┌────────
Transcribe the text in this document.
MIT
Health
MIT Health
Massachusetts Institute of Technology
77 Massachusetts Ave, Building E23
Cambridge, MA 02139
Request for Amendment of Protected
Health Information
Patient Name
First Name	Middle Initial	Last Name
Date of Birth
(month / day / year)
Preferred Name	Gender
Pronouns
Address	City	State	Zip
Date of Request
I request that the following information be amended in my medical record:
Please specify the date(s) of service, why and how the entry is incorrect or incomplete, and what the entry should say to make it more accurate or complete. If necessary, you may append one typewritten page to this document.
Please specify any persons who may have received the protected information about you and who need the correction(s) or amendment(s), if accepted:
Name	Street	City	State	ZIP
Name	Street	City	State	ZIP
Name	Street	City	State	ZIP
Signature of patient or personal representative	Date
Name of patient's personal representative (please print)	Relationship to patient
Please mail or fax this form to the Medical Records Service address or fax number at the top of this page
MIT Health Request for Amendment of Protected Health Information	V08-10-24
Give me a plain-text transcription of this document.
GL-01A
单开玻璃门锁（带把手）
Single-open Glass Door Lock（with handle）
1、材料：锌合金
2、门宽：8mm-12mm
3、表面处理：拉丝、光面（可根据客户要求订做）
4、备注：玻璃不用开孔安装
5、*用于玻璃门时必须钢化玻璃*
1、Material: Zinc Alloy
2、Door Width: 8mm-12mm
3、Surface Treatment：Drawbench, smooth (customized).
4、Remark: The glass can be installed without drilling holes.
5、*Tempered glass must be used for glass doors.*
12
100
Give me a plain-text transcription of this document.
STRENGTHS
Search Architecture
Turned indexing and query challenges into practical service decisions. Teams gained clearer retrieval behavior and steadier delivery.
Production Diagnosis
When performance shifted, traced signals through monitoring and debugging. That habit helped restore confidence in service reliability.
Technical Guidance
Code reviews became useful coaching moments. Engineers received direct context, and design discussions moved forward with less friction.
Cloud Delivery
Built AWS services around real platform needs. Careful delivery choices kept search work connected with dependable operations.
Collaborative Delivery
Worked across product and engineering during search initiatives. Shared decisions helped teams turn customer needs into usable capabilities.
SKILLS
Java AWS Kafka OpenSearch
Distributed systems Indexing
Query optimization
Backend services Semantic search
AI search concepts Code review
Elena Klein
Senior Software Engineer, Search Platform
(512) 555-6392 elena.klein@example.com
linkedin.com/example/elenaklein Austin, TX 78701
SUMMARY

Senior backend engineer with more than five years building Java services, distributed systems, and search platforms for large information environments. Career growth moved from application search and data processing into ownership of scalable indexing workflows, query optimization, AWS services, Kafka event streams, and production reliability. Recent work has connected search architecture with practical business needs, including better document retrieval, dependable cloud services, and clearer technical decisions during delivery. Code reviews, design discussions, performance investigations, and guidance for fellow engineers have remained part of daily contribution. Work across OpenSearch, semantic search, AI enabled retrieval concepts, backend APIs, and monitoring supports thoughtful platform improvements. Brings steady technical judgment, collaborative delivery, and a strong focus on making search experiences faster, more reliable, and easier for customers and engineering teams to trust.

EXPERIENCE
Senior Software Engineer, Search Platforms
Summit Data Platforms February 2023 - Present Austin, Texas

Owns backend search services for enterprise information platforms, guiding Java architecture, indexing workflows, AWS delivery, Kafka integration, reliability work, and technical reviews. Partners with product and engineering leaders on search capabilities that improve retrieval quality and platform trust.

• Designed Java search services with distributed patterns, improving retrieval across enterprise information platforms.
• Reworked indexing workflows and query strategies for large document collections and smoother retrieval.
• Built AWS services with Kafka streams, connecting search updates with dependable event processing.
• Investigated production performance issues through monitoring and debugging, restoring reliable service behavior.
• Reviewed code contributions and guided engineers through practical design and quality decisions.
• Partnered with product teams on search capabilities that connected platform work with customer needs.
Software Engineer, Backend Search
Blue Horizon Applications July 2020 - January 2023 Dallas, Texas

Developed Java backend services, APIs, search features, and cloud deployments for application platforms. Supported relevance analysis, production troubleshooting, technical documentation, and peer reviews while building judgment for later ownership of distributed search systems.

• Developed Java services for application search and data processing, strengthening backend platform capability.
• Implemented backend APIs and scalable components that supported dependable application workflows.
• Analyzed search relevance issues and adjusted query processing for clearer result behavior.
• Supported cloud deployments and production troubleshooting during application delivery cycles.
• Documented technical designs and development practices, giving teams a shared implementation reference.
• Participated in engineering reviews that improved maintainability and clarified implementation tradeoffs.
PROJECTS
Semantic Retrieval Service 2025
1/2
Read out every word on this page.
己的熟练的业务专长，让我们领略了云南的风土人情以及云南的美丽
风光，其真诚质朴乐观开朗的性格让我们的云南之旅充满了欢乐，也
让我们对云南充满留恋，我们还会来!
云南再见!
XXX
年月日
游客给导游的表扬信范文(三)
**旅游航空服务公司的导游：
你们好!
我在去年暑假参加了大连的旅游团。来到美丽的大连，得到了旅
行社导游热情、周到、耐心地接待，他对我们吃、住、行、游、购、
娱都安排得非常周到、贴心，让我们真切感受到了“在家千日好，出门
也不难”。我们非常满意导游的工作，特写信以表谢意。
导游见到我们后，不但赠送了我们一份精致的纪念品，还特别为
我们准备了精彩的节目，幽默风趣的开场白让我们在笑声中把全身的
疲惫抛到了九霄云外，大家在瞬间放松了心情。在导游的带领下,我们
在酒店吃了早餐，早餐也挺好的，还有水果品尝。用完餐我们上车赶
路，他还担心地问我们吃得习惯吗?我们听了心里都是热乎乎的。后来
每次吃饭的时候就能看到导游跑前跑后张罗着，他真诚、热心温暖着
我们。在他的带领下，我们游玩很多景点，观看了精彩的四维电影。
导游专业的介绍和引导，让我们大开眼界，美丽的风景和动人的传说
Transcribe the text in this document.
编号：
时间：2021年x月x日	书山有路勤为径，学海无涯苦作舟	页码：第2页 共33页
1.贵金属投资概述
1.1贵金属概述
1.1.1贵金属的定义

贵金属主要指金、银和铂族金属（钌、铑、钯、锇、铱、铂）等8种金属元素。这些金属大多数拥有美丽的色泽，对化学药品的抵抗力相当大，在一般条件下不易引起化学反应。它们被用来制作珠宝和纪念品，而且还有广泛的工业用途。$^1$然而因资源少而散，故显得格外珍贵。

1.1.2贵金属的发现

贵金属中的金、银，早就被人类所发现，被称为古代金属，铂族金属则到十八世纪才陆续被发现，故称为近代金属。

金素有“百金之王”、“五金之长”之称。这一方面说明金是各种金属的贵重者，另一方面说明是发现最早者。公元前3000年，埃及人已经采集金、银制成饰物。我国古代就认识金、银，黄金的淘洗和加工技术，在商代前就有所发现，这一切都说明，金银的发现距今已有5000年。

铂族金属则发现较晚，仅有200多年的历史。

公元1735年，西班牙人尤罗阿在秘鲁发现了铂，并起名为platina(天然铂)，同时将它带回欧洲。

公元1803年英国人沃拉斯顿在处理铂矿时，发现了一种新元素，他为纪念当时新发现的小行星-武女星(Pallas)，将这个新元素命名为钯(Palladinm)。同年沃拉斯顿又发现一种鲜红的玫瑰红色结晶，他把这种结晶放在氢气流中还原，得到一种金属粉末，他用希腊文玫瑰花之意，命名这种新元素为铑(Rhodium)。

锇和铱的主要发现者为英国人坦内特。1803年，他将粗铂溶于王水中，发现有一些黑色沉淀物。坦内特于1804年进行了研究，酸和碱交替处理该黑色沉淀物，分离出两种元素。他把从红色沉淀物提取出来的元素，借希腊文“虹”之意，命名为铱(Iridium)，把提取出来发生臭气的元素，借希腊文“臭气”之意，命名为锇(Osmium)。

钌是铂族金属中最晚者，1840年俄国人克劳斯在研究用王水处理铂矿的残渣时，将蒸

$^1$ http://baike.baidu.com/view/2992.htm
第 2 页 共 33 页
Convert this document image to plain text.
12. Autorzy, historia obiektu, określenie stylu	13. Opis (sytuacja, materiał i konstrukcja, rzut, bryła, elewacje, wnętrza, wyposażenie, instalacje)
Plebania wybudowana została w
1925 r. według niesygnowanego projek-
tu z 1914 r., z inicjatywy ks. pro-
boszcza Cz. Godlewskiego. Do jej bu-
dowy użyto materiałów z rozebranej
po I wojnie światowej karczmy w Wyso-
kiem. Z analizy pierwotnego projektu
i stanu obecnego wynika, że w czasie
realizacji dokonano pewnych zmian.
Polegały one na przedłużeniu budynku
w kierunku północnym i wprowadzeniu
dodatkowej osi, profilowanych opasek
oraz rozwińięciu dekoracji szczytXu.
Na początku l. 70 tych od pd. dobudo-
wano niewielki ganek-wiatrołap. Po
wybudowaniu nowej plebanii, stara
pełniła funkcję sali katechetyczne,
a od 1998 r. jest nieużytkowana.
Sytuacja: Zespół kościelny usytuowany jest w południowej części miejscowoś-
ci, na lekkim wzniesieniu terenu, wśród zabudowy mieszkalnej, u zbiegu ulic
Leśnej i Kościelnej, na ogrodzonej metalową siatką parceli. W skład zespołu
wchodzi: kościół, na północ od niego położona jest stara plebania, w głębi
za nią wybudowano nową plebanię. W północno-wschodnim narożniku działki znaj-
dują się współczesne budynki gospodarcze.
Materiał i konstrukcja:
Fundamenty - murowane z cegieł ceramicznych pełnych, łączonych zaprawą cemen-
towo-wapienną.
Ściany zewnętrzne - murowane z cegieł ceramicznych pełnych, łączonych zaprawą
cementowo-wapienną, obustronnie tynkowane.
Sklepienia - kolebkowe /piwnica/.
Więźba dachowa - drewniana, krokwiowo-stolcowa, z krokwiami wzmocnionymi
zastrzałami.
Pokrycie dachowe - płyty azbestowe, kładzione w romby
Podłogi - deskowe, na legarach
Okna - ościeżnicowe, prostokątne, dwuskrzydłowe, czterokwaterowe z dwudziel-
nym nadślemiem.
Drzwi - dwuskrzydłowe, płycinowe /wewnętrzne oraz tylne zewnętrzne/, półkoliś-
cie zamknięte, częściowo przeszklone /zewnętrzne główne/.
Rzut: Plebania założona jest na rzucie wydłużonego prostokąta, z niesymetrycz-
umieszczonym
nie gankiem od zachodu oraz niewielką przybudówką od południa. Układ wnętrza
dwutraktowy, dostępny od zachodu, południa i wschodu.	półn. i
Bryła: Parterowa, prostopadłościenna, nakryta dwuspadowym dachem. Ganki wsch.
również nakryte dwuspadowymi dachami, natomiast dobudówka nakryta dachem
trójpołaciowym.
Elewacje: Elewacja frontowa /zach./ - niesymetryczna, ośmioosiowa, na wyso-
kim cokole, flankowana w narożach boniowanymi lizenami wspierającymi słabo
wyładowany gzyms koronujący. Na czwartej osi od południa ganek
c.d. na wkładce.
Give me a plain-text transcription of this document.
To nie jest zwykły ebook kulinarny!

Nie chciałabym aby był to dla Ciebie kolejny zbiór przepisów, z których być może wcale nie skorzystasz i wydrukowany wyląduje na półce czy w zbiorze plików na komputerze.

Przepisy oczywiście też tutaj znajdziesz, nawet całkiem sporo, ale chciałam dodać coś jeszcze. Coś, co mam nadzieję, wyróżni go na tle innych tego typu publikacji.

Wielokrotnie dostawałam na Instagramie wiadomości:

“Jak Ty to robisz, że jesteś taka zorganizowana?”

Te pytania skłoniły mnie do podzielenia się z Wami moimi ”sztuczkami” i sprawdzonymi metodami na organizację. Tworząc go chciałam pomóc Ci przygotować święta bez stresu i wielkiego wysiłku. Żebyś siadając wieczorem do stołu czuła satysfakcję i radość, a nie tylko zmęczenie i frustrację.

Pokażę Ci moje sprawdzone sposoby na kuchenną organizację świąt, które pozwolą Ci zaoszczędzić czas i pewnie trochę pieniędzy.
└────────
Read through the entries and copy each line in which "łączonych" appears.

Fundamenty - murowane z cegieł ceramicznych pełnych, łączonych zaprawą cemen-
Ściany zewnętrzne - murowane z cegieł ceramicznych pełnych, łączonych zaprawą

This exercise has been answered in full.